[Excerpt from a dataset]
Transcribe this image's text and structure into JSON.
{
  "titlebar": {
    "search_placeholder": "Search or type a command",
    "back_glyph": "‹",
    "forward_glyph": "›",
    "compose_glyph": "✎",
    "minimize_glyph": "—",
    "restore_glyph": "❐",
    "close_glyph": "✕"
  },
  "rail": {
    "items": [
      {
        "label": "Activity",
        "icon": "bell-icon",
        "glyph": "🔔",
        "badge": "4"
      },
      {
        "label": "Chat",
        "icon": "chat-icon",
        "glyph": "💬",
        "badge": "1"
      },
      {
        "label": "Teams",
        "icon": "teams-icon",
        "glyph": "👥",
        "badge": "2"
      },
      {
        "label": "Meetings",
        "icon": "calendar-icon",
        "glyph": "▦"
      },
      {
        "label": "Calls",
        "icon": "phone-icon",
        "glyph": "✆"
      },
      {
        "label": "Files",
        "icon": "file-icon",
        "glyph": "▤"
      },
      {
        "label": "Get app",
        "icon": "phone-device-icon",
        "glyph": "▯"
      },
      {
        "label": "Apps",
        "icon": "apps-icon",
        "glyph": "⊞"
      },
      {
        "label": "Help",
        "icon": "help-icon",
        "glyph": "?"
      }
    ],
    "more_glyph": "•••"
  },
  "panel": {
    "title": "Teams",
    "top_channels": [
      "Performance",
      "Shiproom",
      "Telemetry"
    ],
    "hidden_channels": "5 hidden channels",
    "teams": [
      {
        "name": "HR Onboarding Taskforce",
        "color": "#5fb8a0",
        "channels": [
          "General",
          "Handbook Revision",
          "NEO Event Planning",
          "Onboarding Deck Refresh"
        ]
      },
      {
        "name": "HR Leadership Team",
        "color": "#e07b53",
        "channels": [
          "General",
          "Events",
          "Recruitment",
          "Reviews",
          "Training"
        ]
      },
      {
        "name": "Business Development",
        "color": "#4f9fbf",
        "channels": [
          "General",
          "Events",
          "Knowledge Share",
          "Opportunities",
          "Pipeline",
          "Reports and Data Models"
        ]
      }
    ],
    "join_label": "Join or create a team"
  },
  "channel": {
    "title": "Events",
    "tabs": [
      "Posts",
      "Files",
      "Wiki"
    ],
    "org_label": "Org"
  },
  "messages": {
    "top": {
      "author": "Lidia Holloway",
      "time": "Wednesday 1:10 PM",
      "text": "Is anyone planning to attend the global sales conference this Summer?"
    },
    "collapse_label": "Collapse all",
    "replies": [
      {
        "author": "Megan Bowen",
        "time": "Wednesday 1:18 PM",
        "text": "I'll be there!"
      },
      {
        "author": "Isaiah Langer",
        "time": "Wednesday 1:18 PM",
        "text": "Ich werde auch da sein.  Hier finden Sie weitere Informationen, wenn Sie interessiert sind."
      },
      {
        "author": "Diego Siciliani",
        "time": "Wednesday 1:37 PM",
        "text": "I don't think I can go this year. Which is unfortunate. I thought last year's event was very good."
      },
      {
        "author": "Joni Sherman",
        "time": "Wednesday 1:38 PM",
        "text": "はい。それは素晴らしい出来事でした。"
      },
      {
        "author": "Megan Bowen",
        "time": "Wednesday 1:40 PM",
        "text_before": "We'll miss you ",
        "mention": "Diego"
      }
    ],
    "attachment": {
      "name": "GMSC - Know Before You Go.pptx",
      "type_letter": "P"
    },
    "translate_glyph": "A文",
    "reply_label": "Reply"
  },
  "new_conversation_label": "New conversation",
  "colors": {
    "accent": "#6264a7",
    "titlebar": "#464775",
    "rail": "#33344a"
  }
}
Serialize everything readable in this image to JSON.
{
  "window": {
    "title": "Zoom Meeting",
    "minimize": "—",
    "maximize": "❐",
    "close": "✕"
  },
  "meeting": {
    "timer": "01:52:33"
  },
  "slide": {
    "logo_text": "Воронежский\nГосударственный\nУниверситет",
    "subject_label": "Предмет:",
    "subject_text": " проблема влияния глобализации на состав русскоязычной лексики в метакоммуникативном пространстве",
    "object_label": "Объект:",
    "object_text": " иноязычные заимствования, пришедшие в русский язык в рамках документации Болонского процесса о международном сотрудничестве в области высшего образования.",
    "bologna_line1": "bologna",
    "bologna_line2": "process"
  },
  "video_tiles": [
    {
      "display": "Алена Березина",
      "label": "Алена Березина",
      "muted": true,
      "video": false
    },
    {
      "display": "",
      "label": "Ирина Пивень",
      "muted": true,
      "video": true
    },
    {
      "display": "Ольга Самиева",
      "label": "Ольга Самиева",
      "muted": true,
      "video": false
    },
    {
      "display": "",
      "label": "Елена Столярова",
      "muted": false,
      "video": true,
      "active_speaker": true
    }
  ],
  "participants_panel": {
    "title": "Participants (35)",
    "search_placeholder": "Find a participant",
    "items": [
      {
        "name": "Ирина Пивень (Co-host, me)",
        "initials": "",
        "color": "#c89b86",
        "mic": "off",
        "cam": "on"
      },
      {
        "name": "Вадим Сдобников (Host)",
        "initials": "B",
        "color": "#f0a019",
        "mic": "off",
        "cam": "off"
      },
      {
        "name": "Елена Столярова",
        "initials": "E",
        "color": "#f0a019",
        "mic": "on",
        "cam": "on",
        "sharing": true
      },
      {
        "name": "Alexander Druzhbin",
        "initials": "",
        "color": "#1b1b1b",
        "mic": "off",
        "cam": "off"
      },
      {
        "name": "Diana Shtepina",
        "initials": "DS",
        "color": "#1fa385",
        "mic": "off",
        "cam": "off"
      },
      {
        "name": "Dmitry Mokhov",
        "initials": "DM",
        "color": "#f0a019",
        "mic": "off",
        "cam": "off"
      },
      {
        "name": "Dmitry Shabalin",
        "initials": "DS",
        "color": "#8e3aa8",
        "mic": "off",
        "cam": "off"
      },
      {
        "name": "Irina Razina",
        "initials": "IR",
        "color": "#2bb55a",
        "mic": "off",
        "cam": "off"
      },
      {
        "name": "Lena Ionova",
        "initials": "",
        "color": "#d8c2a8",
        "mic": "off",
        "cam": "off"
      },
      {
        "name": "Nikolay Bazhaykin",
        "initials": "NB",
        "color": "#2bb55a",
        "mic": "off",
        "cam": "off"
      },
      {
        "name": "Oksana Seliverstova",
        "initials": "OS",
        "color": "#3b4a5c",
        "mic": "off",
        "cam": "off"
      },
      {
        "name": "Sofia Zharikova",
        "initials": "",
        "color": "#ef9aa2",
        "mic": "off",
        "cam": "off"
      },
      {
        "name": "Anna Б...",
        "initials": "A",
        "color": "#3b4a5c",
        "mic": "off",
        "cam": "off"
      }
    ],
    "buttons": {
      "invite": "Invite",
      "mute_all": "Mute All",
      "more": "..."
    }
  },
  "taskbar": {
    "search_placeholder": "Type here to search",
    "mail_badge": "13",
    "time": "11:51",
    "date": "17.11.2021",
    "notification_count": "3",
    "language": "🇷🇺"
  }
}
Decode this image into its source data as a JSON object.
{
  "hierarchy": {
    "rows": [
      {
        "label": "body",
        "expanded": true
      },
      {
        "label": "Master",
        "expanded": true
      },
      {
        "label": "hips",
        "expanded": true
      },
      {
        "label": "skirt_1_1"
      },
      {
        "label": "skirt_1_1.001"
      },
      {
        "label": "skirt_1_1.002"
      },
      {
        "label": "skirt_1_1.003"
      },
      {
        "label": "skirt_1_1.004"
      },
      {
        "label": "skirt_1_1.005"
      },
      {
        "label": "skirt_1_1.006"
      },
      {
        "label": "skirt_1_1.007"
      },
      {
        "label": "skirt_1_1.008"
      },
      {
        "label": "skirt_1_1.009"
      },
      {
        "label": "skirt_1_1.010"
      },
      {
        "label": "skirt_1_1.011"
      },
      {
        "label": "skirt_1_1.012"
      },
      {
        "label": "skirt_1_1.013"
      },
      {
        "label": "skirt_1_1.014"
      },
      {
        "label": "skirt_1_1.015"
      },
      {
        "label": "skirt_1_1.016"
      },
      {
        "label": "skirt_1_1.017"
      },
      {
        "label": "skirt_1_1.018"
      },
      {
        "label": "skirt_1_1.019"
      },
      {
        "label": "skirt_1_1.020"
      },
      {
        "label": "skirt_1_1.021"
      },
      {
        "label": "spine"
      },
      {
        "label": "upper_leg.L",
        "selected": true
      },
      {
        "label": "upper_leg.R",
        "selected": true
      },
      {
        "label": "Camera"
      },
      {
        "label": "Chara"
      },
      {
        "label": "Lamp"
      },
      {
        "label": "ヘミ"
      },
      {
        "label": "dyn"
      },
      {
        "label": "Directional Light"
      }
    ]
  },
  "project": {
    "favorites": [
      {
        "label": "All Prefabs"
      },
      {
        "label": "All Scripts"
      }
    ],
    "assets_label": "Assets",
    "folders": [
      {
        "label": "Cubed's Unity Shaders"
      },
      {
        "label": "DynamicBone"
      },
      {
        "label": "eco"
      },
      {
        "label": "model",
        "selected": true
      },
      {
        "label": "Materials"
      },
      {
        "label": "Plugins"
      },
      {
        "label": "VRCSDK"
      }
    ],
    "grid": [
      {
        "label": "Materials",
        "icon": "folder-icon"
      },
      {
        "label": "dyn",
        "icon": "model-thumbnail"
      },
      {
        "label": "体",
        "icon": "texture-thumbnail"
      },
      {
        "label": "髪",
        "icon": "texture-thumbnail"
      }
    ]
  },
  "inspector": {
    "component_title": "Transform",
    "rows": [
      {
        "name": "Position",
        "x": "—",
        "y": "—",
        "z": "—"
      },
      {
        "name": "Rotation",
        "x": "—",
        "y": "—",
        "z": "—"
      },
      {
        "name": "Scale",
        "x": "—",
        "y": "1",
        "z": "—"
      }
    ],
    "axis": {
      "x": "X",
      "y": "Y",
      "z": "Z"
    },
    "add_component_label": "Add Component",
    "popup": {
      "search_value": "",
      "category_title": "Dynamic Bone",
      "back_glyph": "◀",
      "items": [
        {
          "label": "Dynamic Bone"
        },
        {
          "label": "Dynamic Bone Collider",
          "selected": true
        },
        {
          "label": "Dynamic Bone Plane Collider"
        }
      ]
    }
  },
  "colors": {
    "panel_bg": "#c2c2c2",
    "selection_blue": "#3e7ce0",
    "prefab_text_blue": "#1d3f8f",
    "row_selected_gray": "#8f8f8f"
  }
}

* _PROBLEM DESCRIPTION_: Give only the number of lines in the material above that include the word "this".

* _WRITTEN ANSWER_: 5